_Request_. Pull each line containing "reference" out of the data and copy it.

#### Data listing ####

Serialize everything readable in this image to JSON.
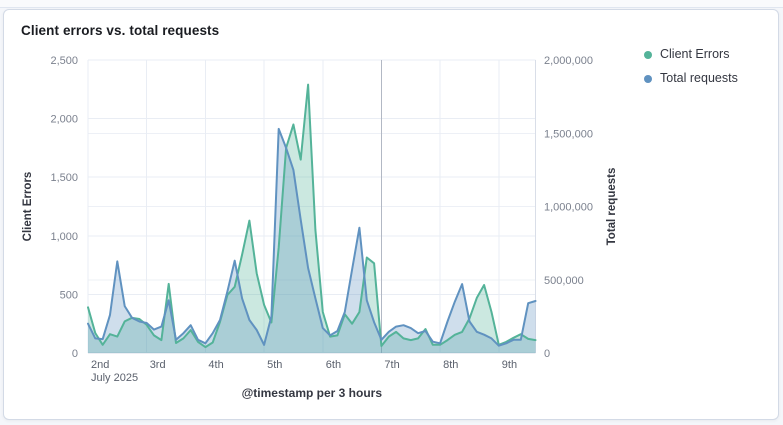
{
  "card": {
    "title": "Client errors vs. total requests"
  },
  "legend": {
    "items": [
      {
        "label": "Client Errors",
        "color": "#54B399"
      },
      {
        "label": "Total requests",
        "color": "#6092C0"
      }
    ]
  },
  "chart_data": {
    "type": "area",
    "title": "Client errors vs. total requests",
    "fill_opacity": 0.3,
    "grid": true,
    "legend_position": "right",
    "x_axis": {
      "title": "@timestamp per 3 hours",
      "start": "2025-07-02T00:00",
      "interval_hours": 3,
      "tick_labels": [
        "2nd",
        "3rd",
        "4th",
        "5th",
        "6th",
        "7th",
        "8th",
        "9th"
      ],
      "context_label": "July 2025",
      "emphasized_tick_index": 5
    },
    "y_axis_left": {
      "title": "Client Errors",
      "min": 0,
      "max": 2500,
      "tick_values": [
        0,
        500,
        1000,
        1500,
        2000,
        2500
      ],
      "ticks": [
        "0",
        "500",
        "1,000",
        "1,500",
        "2,000",
        "2,500"
      ]
    },
    "y_axis_right": {
      "title": "Total requests",
      "min": 0,
      "max": 2000000,
      "tick_values": [
        0,
        500000,
        1000000,
        1500000,
        2000000
      ],
      "ticks": [
        "0",
        "500,000",
        "1,000,000",
        "1,500,000",
        "2,000,000"
      ]
    },
    "series": [
      {
        "name": "Client Errors",
        "axis": "left",
        "color": "#54B399",
        "values": [
          390,
          170,
          70,
          160,
          140,
          270,
          300,
          290,
          240,
          150,
          110,
          590,
          85,
          125,
          195,
          95,
          50,
          90,
          265,
          495,
          565,
          840,
          1130,
          680,
          410,
          260,
          900,
          1750,
          1950,
          1650,
          2290,
          1050,
          350,
          140,
          150,
          330,
          250,
          350,
          815,
          765,
          60,
          140,
          180,
          125,
          110,
          125,
          205,
          70,
          70,
          110,
          155,
          180,
          295,
          470,
          580,
          350,
          70,
          95,
          130,
          160,
          120,
          110
        ]
      },
      {
        "name": "Total requests",
        "axis": "right",
        "color": "#6092C0",
        "values": [
          200000,
          100000,
          95000,
          260000,
          625000,
          320000,
          240000,
          215000,
          205000,
          160000,
          180000,
          360000,
          90000,
          135000,
          190000,
          90000,
          66000,
          135000,
          225000,
          420000,
          630000,
          373000,
          225000,
          157000,
          55000,
          250000,
          1530000,
          1400000,
          1250000,
          910000,
          580000,
          373000,
          170000,
          120000,
          150000,
          280000,
          570000,
          855000,
          360000,
          210000,
          90000,
          145000,
          180000,
          190000,
          170000,
          135000,
          150000,
          77000,
          66000,
          215000,
          350000,
          470000,
          215000,
          145000,
          125000,
          100000,
          50000,
          66000,
          90000,
          90000,
          340000,
          355000
        ]
      }
    ]
  }
}
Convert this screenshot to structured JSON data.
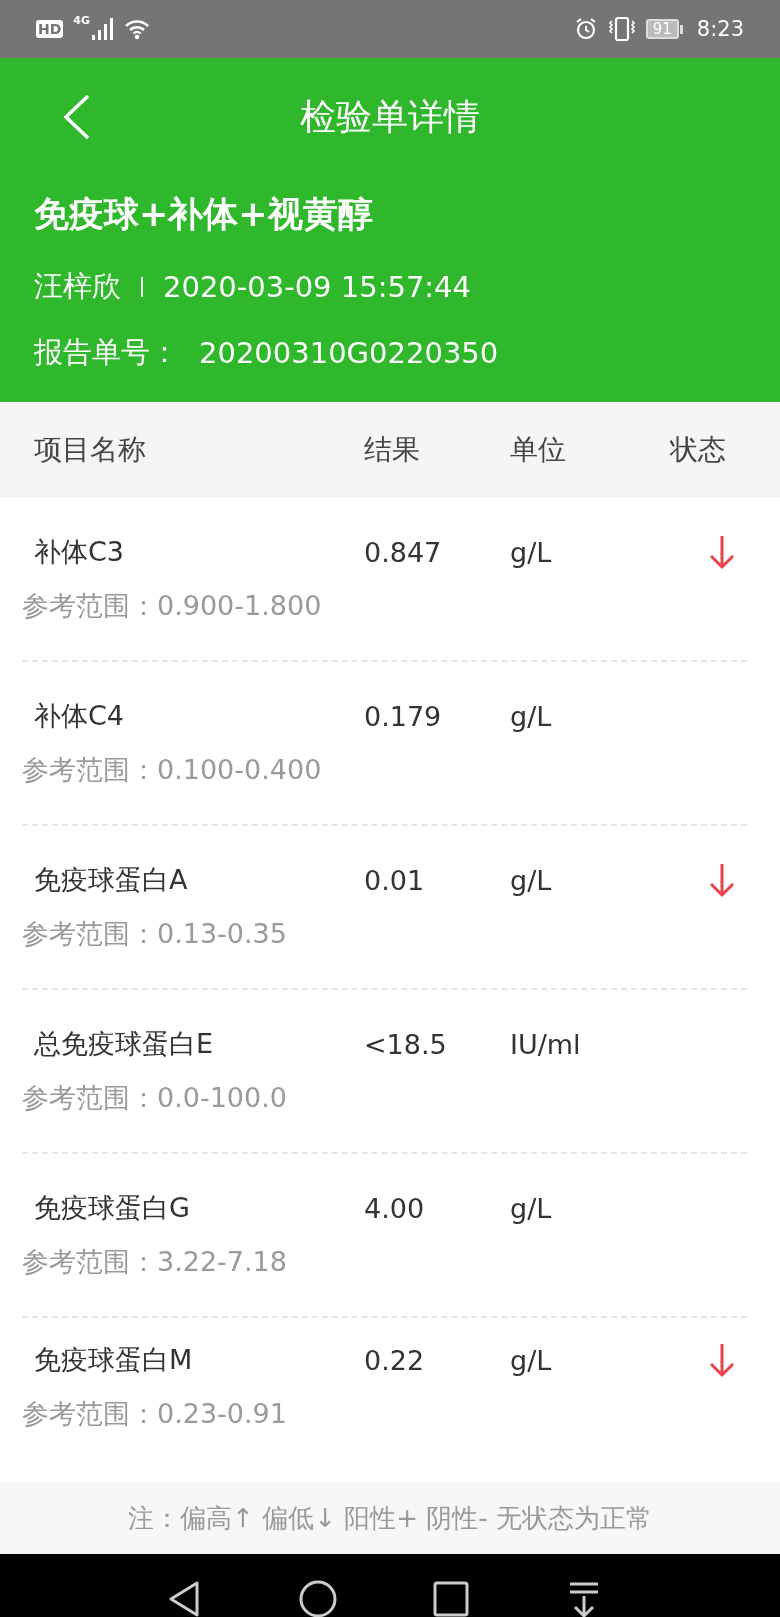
{
  "status_bar": {
    "hd": "HD",
    "network": "4G",
    "battery": "91",
    "time": "8:23"
  },
  "app_bar": {
    "title": "检验单详情"
  },
  "report": {
    "test_name": "免疫球+补体+视黄醇",
    "patient": "汪梓欣",
    "datetime": "2020-03-09 15:57:44",
    "number_label": "报告单号：",
    "number": "20200310G0220350"
  },
  "table": {
    "columns": [
      "项目名称",
      "结果",
      "单位",
      "状态"
    ],
    "rows": [
      {
        "name": "补体C3",
        "result": "0.847",
        "unit": "g/L",
        "reference": "参考范围：0.900-1.800",
        "low": true
      },
      {
        "name": "补体C4",
        "result": "0.179",
        "unit": "g/L",
        "reference": "参考范围：0.100-0.400",
        "low": false
      },
      {
        "name": "免疫球蛋白A",
        "result": "0.01",
        "unit": "g/L",
        "reference": "参考范围：0.13-0.35",
        "low": true
      },
      {
        "name": "总免疫球蛋白E",
        "result": "<18.5",
        "unit": "IU/ml",
        "reference": "参考范围：0.0-100.0",
        "low": false
      },
      {
        "name": "免疫球蛋白G",
        "result": "4.00",
        "unit": "g/L",
        "reference": "参考范围：3.22-7.18",
        "low": false
      },
      {
        "name": "免疫球蛋白M",
        "result": "0.22",
        "unit": "g/L",
        "reference": "参考范围：0.23-0.91",
        "low": true
      }
    ]
  },
  "footer_note": "注：偏高↑ 偏低↓ 阳性+ 阴性- 无状态为正常"
}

####

_Output_.
        "reference": "参考范围：0.900-1.800",
        "reference": "参考范围：0.100-0.400",
        "reference": "参考范围：0.13-0.35",
        "reference": "参考范围：0.0-100.0",
        "reference": "参考范围：3.22-7.18",
        "reference": "参考范围：0.23-0.91",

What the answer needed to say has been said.